INPUT FOR THIS TASK -

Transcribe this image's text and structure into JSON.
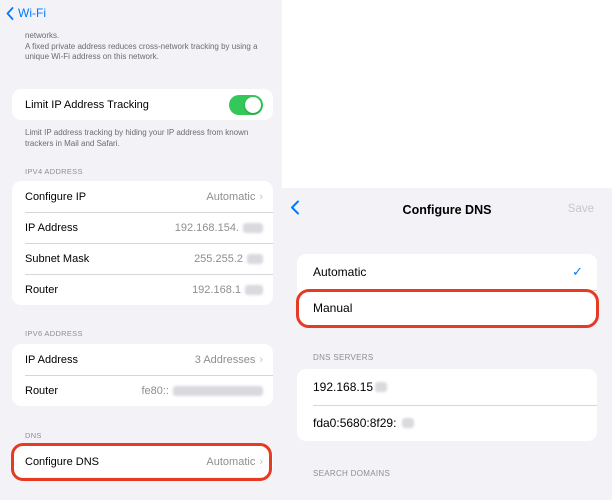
{
  "left": {
    "back_label": "Wi-Fi",
    "private_note": "networks.\nA fixed private address reduces cross-network tracking by using a unique Wi-Fi address on this network.",
    "limit_tracking": {
      "label": "Limit IP Address Tracking",
      "enabled": true
    },
    "limit_note": "Limit IP address tracking by hiding your IP address from known trackers in Mail and Safari.",
    "ipv4": {
      "header": "IPV4 ADDRESS",
      "rows": [
        {
          "label": "Configure IP",
          "value": "Automatic"
        },
        {
          "label": "IP Address",
          "value": "192.168.154."
        },
        {
          "label": "Subnet Mask",
          "value": "255.255.2"
        },
        {
          "label": "Router",
          "value": "192.168.1"
        }
      ]
    },
    "ipv6": {
      "header": "IPV6 ADDRESS",
      "rows": [
        {
          "label": "IP Address",
          "value": "3 Addresses"
        },
        {
          "label": "Router",
          "value": "fe80::"
        }
      ]
    },
    "dns": {
      "header": "DNS",
      "row": {
        "label": "Configure DNS",
        "value": "Automatic"
      }
    }
  },
  "right": {
    "title": "Configure DNS",
    "save_label": "Save",
    "modes": [
      {
        "label": "Automatic",
        "selected": true
      },
      {
        "label": "Manual",
        "selected": false
      }
    ],
    "servers_header": "DNS SERVERS",
    "servers": [
      "192.168.15",
      "fda0:5680:8f29:"
    ],
    "search_header": "SEARCH DOMAINS"
  },
  "colors": {
    "accent": "#007aff",
    "toggle_on": "#34c759",
    "highlight": "#e63a22"
  },
  "icons": {
    "back": "chevron-left-icon",
    "disclosure": "chevron-right-icon",
    "check": "checkmark-icon"
  }
}
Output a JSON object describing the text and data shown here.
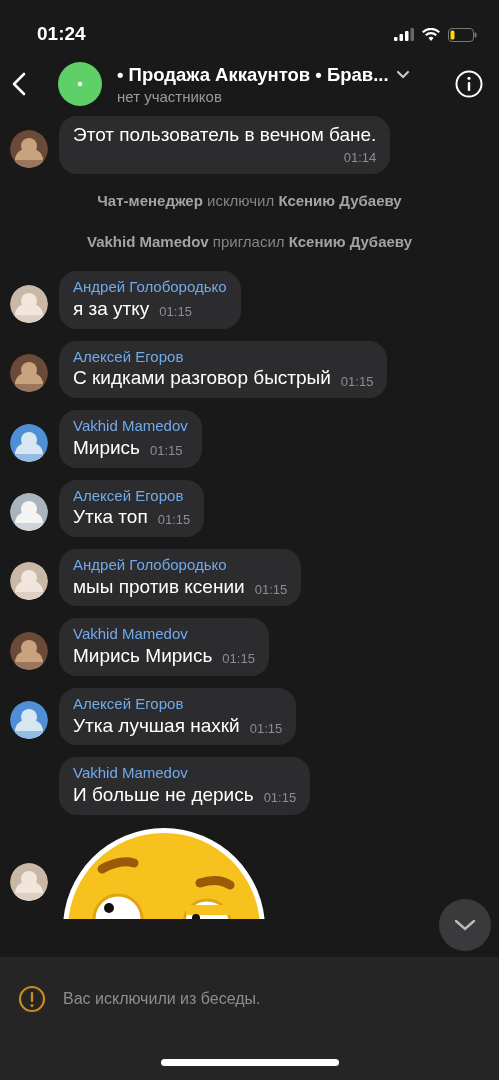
{
  "status_bar": {
    "time": "01:24"
  },
  "header": {
    "title": "• Продажа Аккаунтов • Брав...",
    "subtitle": "нет участников"
  },
  "messages": [
    {
      "kind": "text",
      "text": "Этот пользователь в вечном бане.",
      "time": "01:14",
      "show_avatar": true
    },
    {
      "kind": "system",
      "text": "**Чат-менеджер** исключил **Ксению Дубаеву**"
    },
    {
      "kind": "system",
      "text": "**Vakhid Mamedov** пригласил **Ксению Дубаеву**"
    },
    {
      "kind": "text",
      "sender": "Андрей Голобородько",
      "text": "я за утку",
      "time": "01:15",
      "show_avatar": true
    },
    {
      "kind": "text",
      "sender": "Алексей Егоров",
      "text": "С кидками разговор быстрый",
      "time": "01:15",
      "show_avatar": true
    },
    {
      "kind": "text",
      "sender": "Vakhid Mamedov",
      "text": "Мирись",
      "time": "01:15",
      "show_avatar": true
    },
    {
      "kind": "text",
      "sender": "Алексей Егоров",
      "text": "Утка топ",
      "time": "01:15",
      "show_avatar": true
    },
    {
      "kind": "text",
      "sender": "Андрей Голобородько",
      "text": "мыы против ксении",
      "time": "01:15",
      "show_avatar": true
    },
    {
      "kind": "text",
      "sender": "Vakhid Mamedov",
      "text": "Мирись Мирись",
      "time": "01:15",
      "show_avatar": true
    },
    {
      "kind": "text",
      "sender": "Алексей Егоров",
      "text": "Утка лучшая нахкй",
      "time": "01:15",
      "show_avatar": true
    },
    {
      "kind": "text",
      "sender": "Vakhid Mamedov",
      "text": "И больше не дерись",
      "time": "01:15",
      "show_avatar": false
    },
    {
      "kind": "sticker",
      "show_avatar": true
    }
  ],
  "notice": {
    "text": "Вас исключили из беседы."
  }
}
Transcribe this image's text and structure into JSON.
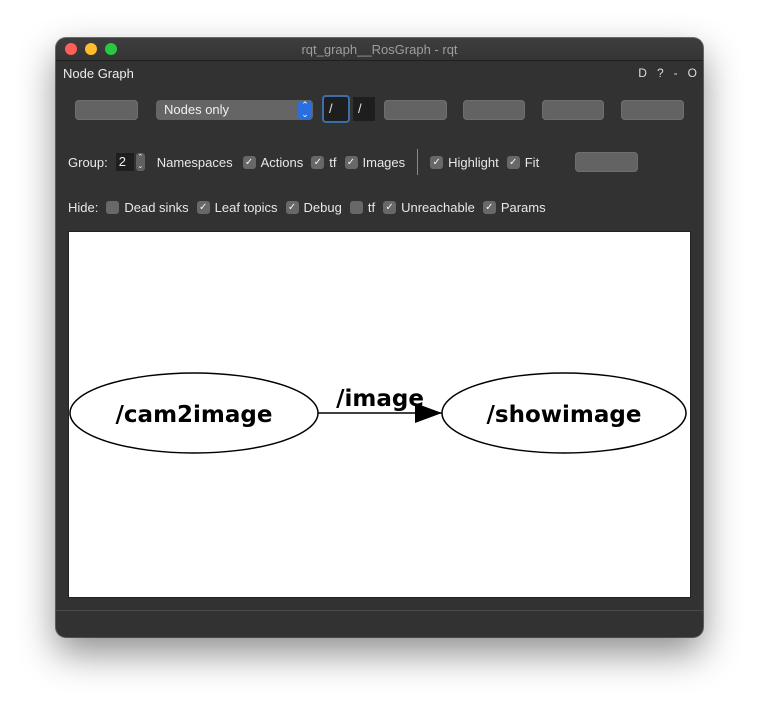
{
  "window": {
    "title": "rqt_graph__RosGraph - rqt"
  },
  "dock": {
    "title": "Node Graph",
    "controls": [
      "D",
      "?",
      "-",
      "O"
    ]
  },
  "toolbar": {
    "mode_combo": "Nodes only",
    "node_filter": "/",
    "topic_filter": "/"
  },
  "group_row": {
    "group_label": "Group:",
    "group_value": "2",
    "namespaces_label": "Namespaces",
    "actions": {
      "label": "Actions",
      "checked": true
    },
    "tf": {
      "label": "tf",
      "checked": true
    },
    "images": {
      "label": "Images",
      "checked": true
    },
    "highlight": {
      "label": "Highlight",
      "checked": true
    },
    "fit": {
      "label": "Fit",
      "checked": true
    }
  },
  "hide_row": {
    "label": "Hide:",
    "dead_sinks": {
      "label": "Dead sinks",
      "checked": false
    },
    "leaf_topics": {
      "label": "Leaf topics",
      "checked": true
    },
    "debug": {
      "label": "Debug",
      "checked": true
    },
    "tf": {
      "label": "tf",
      "checked": false
    },
    "unreachable": {
      "label": "Unreachable",
      "checked": true
    },
    "params": {
      "label": "Params",
      "checked": true
    }
  },
  "graph": {
    "nodes": [
      {
        "id": "cam2image",
        "label": "/cam2image"
      },
      {
        "id": "showimage",
        "label": "/showimage"
      }
    ],
    "edges": [
      {
        "from": "cam2image",
        "to": "showimage",
        "label": "/image"
      }
    ]
  },
  "colors": {
    "window_bg": "#323232",
    "accent": "#2a6fe0",
    "close": "#ff5f57",
    "minimize": "#febc2e",
    "maximize": "#28c840"
  }
}
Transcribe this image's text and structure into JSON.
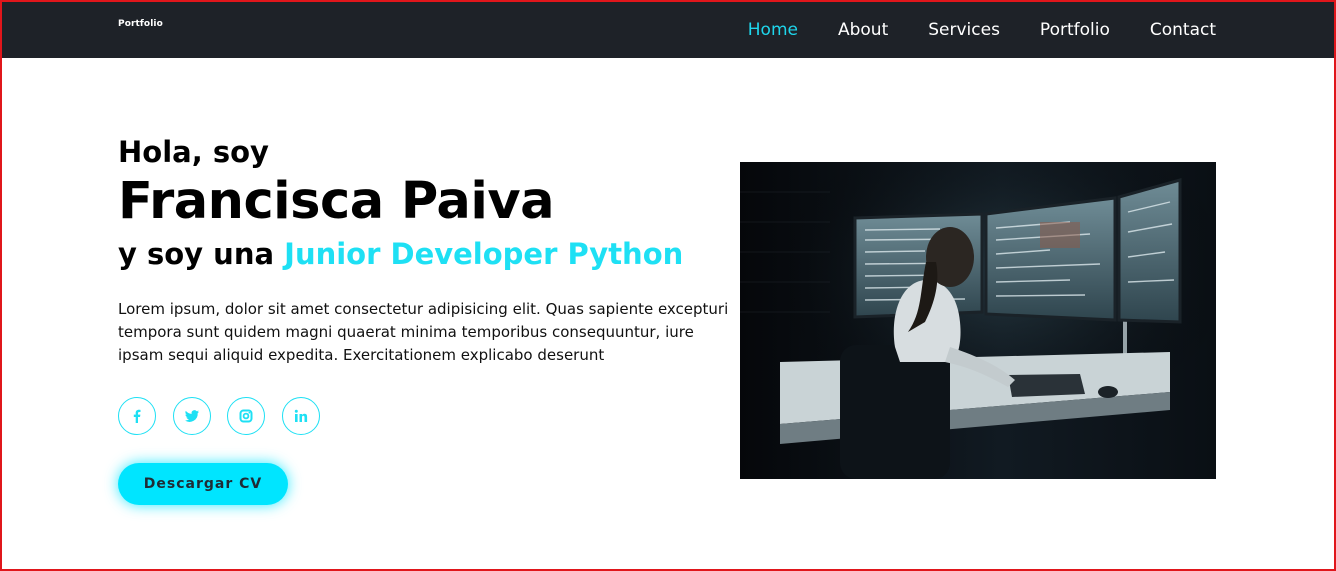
{
  "nav": {
    "logo": "Portfolio",
    "links": [
      "Home",
      "About",
      "Services",
      "Portfolio",
      "Contact"
    ],
    "active": "Home"
  },
  "hero": {
    "greeting": "Hola, soy",
    "name": "Francisca Paiva",
    "role_prefix": "y soy una ",
    "role_highlight": "Junior Developer Python",
    "description": "Lorem ipsum, dolor sit amet consectetur adipisicing elit. Quas sapiente excepturi tempora sunt quidem magni quaerat minima temporibus consequuntur, iure ipsam sequi aliquid expedita. Exercitationem explicabo deserunt",
    "socials": [
      "facebook-icon",
      "twitter-icon",
      "instagram-icon",
      "linkedin-icon"
    ],
    "cv_button": "Descargar CV"
  },
  "colors": {
    "accent": "#1ee0f4",
    "nav_bg": "#1e2228",
    "button_bg": "#00e5ff",
    "border": "#e0161b"
  }
}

WHAT TO WORK ON - Transcribe the material exactly, keeping every word and none of the pictures.

OUTPUT OF THE EXERCISE -
Transcribe this image's text and structure into JSON.
{
  "left": {
    "back_label": "Wi-Fi",
    "private_note": "networks.\nA fixed private address reduces cross-network tracking by using a unique Wi-Fi address on this network.",
    "limit_tracking": {
      "label": "Limit IP Address Tracking",
      "enabled": true
    },
    "limit_note": "Limit IP address tracking by hiding your IP address from known trackers in Mail and Safari.",
    "ipv4": {
      "header": "IPV4 ADDRESS",
      "rows": [
        {
          "label": "Configure IP",
          "value": "Automatic"
        },
        {
          "label": "IP Address",
          "value": "192.168.154."
        },
        {
          "label": "Subnet Mask",
          "value": "255.255.2"
        },
        {
          "label": "Router",
          "value": "192.168.1"
        }
      ]
    },
    "ipv6": {
      "header": "IPV6 ADDRESS",
      "rows": [
        {
          "label": "IP Address",
          "value": "3 Addresses"
        },
        {
          "label": "Router",
          "value": "fe80::"
        }
      ]
    },
    "dns": {
      "header": "DNS",
      "row": {
        "label": "Configure DNS",
        "value": "Automatic"
      }
    }
  },
  "right": {
    "title": "Configure DNS",
    "save_label": "Save",
    "modes": [
      {
        "label": "Automatic",
        "selected": true
      },
      {
        "label": "Manual",
        "selected": false
      }
    ],
    "servers_header": "DNS SERVERS",
    "servers": [
      "192.168.15",
      "fda0:5680:8f29:"
    ],
    "search_header": "SEARCH DOMAINS"
  },
  "colors": {
    "accent": "#007aff",
    "toggle_on": "#34c759",
    "highlight": "#e63a22"
  },
  "icons": {
    "back": "chevron-left-icon",
    "disclosure": "chevron-right-icon",
    "check": "checkmark-icon"
  }
}
Output a JSON object describing the text and data shown here.
{
  "status_bar": {
    "time": "01:24"
  },
  "header": {
    "title": "• Продажа Аккаунтов • Брав...",
    "subtitle": "нет участников"
  },
  "messages": [
    {
      "kind": "text",
      "text": "Этот пользователь в вечном бане.",
      "time": "01:14",
      "show_avatar": true
    },
    {
      "kind": "system",
      "text": "**Чат-менеджер** исключил **Ксению Дубаеву**"
    },
    {
      "kind": "system",
      "text": "**Vakhid Mamedov** пригласил **Ксению Дубаеву**"
    },
    {
      "kind": "text",
      "sender": "Андрей Голобородько",
      "text": "я за утку",
      "time": "01:15",
      "show_avatar": true
    },
    {
      "kind": "text",
      "sender": "Алексей Егоров",
      "text": "С кидками разговор быстрый",
      "time": "01:15",
      "show_avatar": true
    },
    {
      "kind": "text",
      "sender": "Vakhid Mamedov",
      "text": "Мирись",
      "time": "01:15",
      "show_avatar": true
    },
    {
      "kind": "text",
      "sender": "Алексей Егоров",
      "text": "Утка топ",
      "time": "01:15",
      "show_avatar": true
    },
    {
      "kind": "text",
      "sender": "Андрей Голобородько",
      "text": "мыы против ксении",
      "time": "01:15",
      "show_avatar": true
    },
    {
      "kind": "text",
      "sender": "Vakhid Mamedov",
      "text": "Мирись Мирись",
      "time": "01:15",
      "show_avatar": true
    },
    {
      "kind": "text",
      "sender": "Алексей Егоров",
      "text": "Утка лучшая нахкй",
      "time": "01:15",
      "show_avatar": true
    },
    {
      "kind": "text",
      "sender": "Vakhid Mamedov",
      "text": "И больше не дерись",
      "time": "01:15",
      "show_avatar": false
    },
    {
      "kind": "sticker",
      "show_avatar": true
    }
  ],
  "notice": {
    "text": "Вас исключили из беседы."
  }
}
Transcribe this image's text and structure into JSON.
{
  "window": {
    "title": "rqt_graph__RosGraph - rqt"
  },
  "dock": {
    "title": "Node Graph",
    "controls": [
      "D",
      "?",
      "-",
      "O"
    ]
  },
  "toolbar": {
    "mode_combo": "Nodes only",
    "node_filter": "/",
    "topic_filter": "/"
  },
  "group_row": {
    "group_label": "Group:",
    "group_value": "2",
    "namespaces_label": "Namespaces",
    "actions": {
      "label": "Actions",
      "checked": true
    },
    "tf": {
      "label": "tf",
      "checked": true
    },
    "images": {
      "label": "Images",
      "checked": true
    },
    "highlight": {
      "label": "Highlight",
      "checked": true
    },
    "fit": {
      "label": "Fit",
      "checked": true
    }
  },
  "hide_row": {
    "label": "Hide:",
    "dead_sinks": {
      "label": "Dead sinks",
      "checked": false
    },
    "leaf_topics": {
      "label": "Leaf topics",
      "checked": true
    },
    "debug": {
      "label": "Debug",
      "checked": true
    },
    "tf": {
      "label": "tf",
      "checked": false
    },
    "unreachable": {
      "label": "Unreachable",
      "checked": true
    },
    "params": {
      "label": "Params",
      "checked": true
    }
  },
  "graph": {
    "nodes": [
      {
        "id": "cam2image",
        "label": "/cam2image"
      },
      {
        "id": "showimage",
        "label": "/showimage"
      }
    ],
    "edges": [
      {
        "from": "cam2image",
        "to": "showimage",
        "label": "/image"
      }
    ]
  },
  "colors": {
    "window_bg": "#323232",
    "accent": "#2a6fe0",
    "close": "#ff5f57",
    "minimize": "#febc2e",
    "maximize": "#28c840"
  }
}
Transcribe this image's text and structure into JSON.
{
  "nav": {
    "logo": "Portfolio",
    "links": [
      "Home",
      "About",
      "Services",
      "Portfolio",
      "Contact"
    ],
    "active": "Home"
  },
  "hero": {
    "greeting": "Hola, soy",
    "name": "Francisca Paiva",
    "role_prefix": "y soy una ",
    "role_highlight": "Junior Developer Python",
    "description": "Lorem ipsum, dolor sit amet consectetur adipisicing elit. Quas sapiente excepturi tempora sunt quidem magni quaerat minima temporibus consequuntur, iure ipsam sequi aliquid expedita. Exercitationem explicabo deserunt",
    "socials": [
      "facebook-icon",
      "twitter-icon",
      "instagram-icon",
      "linkedin-icon"
    ],
    "cv_button": "Descargar CV"
  },
  "colors": {
    "accent": "#1ee0f4",
    "nav_bg": "#1e2228",
    "button_bg": "#00e5ff",
    "border": "#e0161b"
  }
}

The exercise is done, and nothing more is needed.